▶ **To be done**
Find the word "hurt" in the data. Return every line where it appears.

(Dataset items)
★ ★ ★

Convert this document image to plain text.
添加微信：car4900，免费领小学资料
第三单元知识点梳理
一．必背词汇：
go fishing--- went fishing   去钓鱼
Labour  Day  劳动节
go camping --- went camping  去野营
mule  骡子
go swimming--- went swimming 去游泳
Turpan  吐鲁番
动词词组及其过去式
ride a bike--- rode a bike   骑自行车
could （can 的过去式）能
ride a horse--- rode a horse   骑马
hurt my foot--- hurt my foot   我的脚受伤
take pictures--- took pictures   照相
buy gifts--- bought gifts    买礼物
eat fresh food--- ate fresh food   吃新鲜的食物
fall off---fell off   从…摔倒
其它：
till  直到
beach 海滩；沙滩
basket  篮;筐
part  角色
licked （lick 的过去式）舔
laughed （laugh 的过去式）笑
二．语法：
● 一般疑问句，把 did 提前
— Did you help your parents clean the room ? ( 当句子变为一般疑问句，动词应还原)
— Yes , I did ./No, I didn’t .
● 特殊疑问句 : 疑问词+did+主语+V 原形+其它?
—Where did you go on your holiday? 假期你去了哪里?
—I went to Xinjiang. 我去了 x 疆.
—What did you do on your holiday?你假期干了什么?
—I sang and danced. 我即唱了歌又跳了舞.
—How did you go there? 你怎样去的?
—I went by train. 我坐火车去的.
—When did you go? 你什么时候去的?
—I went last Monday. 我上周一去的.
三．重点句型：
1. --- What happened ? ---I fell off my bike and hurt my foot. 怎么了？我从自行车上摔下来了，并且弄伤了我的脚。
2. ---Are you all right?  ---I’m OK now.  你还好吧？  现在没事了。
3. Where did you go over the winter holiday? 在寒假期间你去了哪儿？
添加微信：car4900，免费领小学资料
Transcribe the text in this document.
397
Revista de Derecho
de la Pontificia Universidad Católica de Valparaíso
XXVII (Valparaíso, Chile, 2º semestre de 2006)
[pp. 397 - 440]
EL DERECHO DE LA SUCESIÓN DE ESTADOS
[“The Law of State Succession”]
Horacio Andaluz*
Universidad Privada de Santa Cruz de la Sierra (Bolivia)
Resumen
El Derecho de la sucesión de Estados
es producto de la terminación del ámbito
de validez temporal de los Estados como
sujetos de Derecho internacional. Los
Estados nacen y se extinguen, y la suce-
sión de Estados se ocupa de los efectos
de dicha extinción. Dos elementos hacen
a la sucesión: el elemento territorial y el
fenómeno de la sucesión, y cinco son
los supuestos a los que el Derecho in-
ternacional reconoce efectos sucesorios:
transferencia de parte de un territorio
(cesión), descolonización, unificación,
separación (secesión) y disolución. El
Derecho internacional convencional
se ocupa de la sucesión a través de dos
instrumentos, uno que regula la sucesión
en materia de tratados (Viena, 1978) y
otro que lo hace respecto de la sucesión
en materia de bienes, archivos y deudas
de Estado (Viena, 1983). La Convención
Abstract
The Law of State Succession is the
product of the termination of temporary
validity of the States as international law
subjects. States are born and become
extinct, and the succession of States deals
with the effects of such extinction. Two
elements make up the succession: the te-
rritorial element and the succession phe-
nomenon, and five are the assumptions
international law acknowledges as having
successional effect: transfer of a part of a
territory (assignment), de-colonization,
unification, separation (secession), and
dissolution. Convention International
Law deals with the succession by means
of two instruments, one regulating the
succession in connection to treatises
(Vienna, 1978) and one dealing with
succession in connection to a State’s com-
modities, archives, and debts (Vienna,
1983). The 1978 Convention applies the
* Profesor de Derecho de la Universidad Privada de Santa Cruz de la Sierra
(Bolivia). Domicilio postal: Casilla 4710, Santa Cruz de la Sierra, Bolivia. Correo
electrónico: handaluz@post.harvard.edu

★ ★ ★

▶ **Result below**
hurt my foot--- hurt my foot   我的脚受伤
1. --- What happened ? ---I fell off my bike and hurt my foot. 怎么了？我从自行车上摔下来了，并且弄伤了我的脚。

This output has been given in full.